RECORDS FOR THIS TASK |

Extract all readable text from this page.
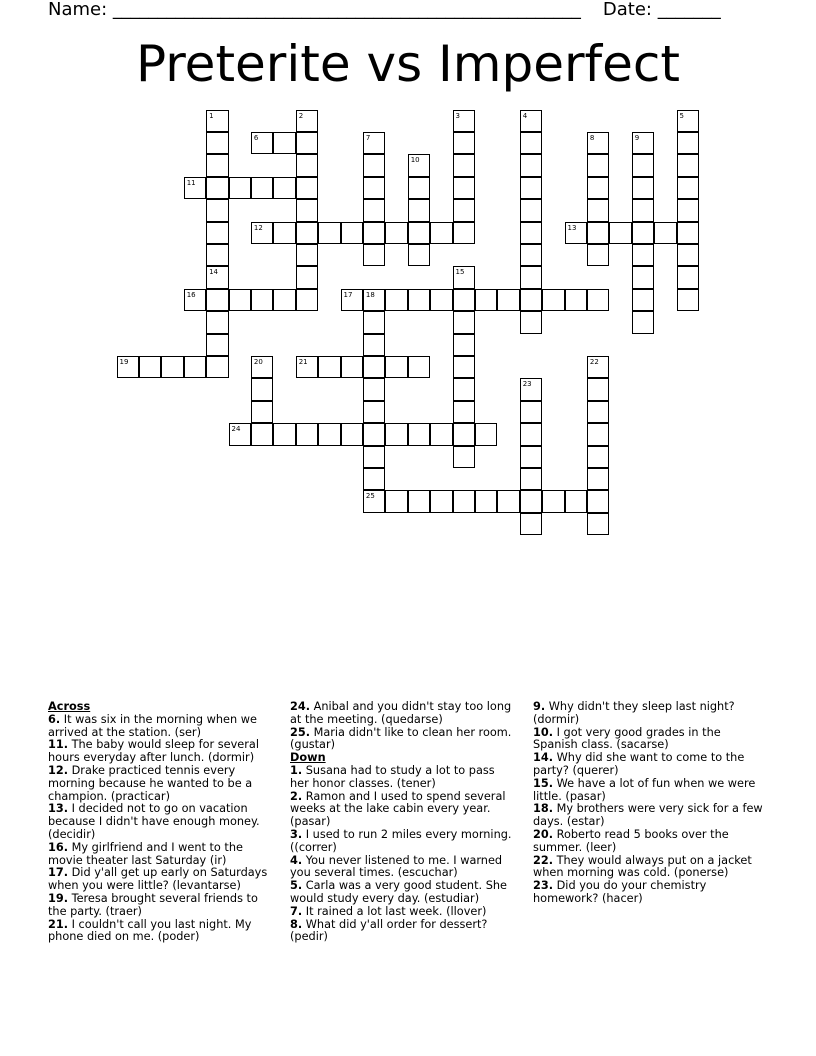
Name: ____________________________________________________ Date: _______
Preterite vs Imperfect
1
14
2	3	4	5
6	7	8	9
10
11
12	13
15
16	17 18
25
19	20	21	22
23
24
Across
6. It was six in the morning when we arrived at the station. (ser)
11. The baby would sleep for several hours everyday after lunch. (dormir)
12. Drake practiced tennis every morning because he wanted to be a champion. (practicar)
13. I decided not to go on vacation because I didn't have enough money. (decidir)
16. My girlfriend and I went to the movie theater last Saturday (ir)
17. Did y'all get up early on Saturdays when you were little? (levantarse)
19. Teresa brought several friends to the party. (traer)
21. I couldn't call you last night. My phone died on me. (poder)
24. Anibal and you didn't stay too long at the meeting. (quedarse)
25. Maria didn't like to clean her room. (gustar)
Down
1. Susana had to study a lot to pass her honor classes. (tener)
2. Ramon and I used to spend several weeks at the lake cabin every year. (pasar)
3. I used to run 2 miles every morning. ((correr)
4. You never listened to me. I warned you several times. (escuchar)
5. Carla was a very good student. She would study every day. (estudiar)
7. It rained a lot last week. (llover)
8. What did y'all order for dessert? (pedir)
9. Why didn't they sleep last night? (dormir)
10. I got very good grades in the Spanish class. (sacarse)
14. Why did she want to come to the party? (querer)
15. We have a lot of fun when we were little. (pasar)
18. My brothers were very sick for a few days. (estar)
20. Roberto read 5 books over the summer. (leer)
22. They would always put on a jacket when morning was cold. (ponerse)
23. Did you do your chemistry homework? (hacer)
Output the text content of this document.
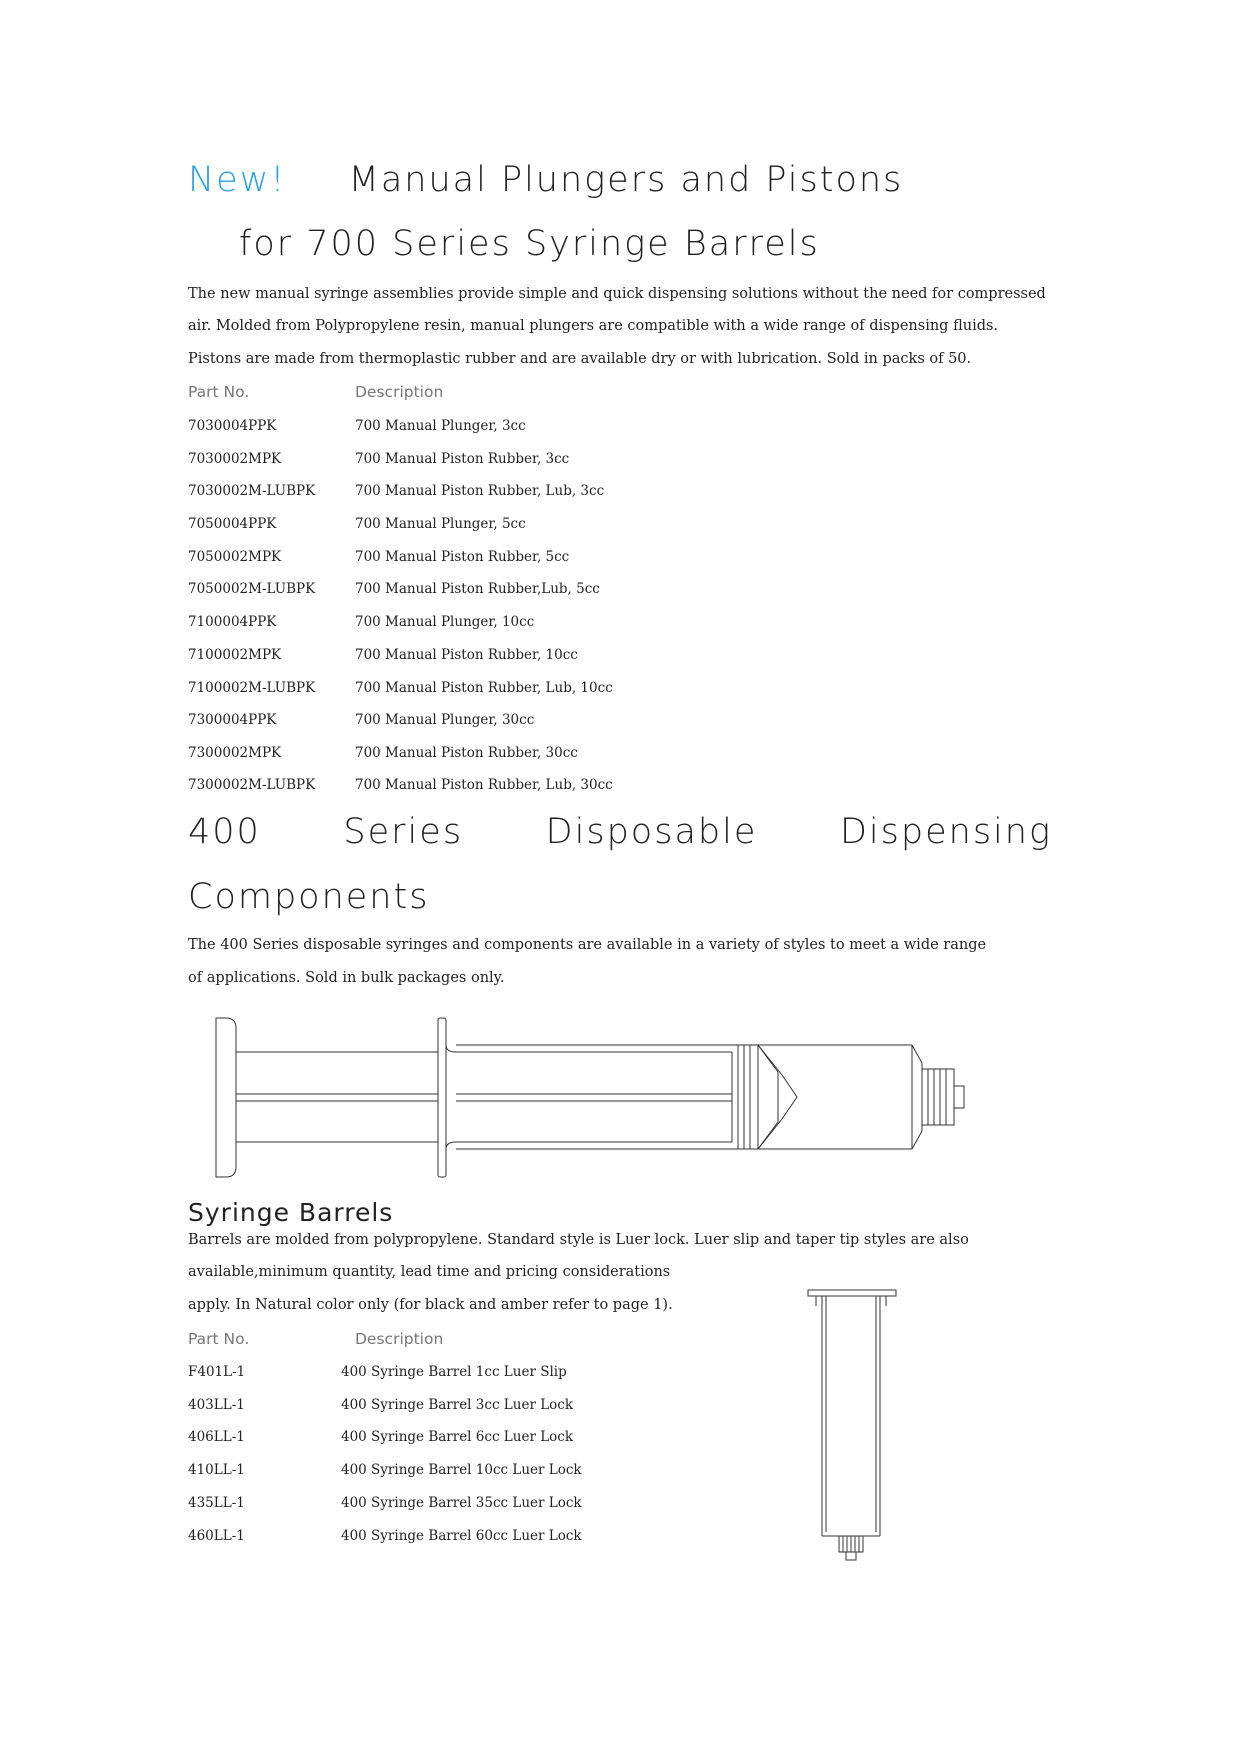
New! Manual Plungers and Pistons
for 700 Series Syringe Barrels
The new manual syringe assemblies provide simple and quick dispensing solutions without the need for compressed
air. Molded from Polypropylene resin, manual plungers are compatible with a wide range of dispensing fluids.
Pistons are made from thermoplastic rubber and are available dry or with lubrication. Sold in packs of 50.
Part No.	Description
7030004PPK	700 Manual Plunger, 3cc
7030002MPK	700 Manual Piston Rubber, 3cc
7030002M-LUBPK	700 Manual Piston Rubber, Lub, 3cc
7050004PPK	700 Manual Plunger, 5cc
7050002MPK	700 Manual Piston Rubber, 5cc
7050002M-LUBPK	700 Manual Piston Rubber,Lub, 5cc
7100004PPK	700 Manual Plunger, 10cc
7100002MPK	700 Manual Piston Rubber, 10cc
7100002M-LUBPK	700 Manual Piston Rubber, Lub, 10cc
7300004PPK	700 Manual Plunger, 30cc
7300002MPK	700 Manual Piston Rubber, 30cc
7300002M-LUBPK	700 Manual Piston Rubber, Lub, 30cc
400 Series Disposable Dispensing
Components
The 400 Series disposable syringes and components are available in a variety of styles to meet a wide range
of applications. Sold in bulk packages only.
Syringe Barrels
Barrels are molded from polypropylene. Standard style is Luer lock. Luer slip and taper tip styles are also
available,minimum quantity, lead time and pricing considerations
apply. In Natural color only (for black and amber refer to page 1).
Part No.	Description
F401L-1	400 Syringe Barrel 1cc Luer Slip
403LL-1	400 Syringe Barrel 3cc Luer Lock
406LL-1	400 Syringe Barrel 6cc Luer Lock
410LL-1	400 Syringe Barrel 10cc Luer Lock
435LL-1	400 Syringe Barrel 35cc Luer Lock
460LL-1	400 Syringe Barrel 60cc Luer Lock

EXERCISE INSTRUCTIONS | Within the entries above, how many lines contain "good"? Respond with the number only.

CORRECT RESULT | 2